Search the material and gather each line with "Frequency" in it.

▸ **Data provided**
================

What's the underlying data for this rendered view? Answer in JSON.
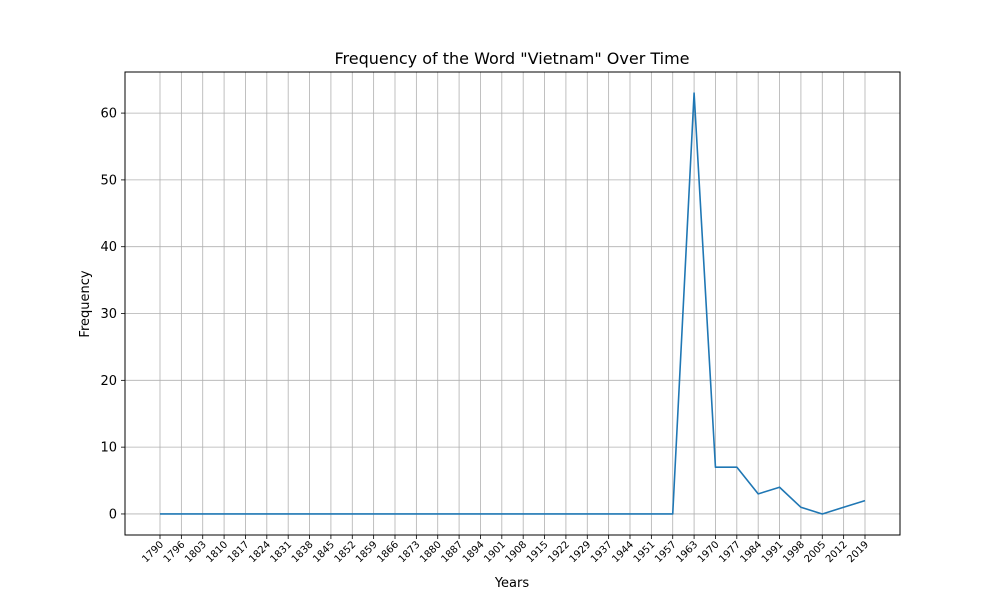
{
  "chart_data": {
    "type": "line",
    "title": "Frequency of the Word \"Vietnam\" Over Time",
    "xlabel": "Years",
    "ylabel": "Frequency",
    "ylim": [
      -3.15,
      66.15
    ],
    "yticks": [
      0,
      10,
      20,
      30,
      40,
      50,
      60
    ],
    "grid": true,
    "line_color": "#1f77b4",
    "x": [
      "1790",
      "1796",
      "1803",
      "1810",
      "1817",
      "1824",
      "1831",
      "1838",
      "1845",
      "1852",
      "1859",
      "1866",
      "1873",
      "1880",
      "1887",
      "1894",
      "1901",
      "1908",
      "1915",
      "1922",
      "1929",
      "1937",
      "1944",
      "1951",
      "1957",
      "1963",
      "1970",
      "1977",
      "1984",
      "1991",
      "1998",
      "2005",
      "2012",
      "2019"
    ],
    "values": [
      0,
      0,
      0,
      0,
      0,
      0,
      0,
      0,
      0,
      0,
      0,
      0,
      0,
      0,
      0,
      0,
      0,
      0,
      0,
      0,
      0,
      0,
      0,
      0,
      0,
      63,
      7,
      7,
      3,
      4,
      1,
      0,
      1,
      2
    ]
  }
}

================

▸ **Full solution**
    "title": "Frequency of the Word \"Vietnam\" Over Time",
    "ylabel": "Frequency",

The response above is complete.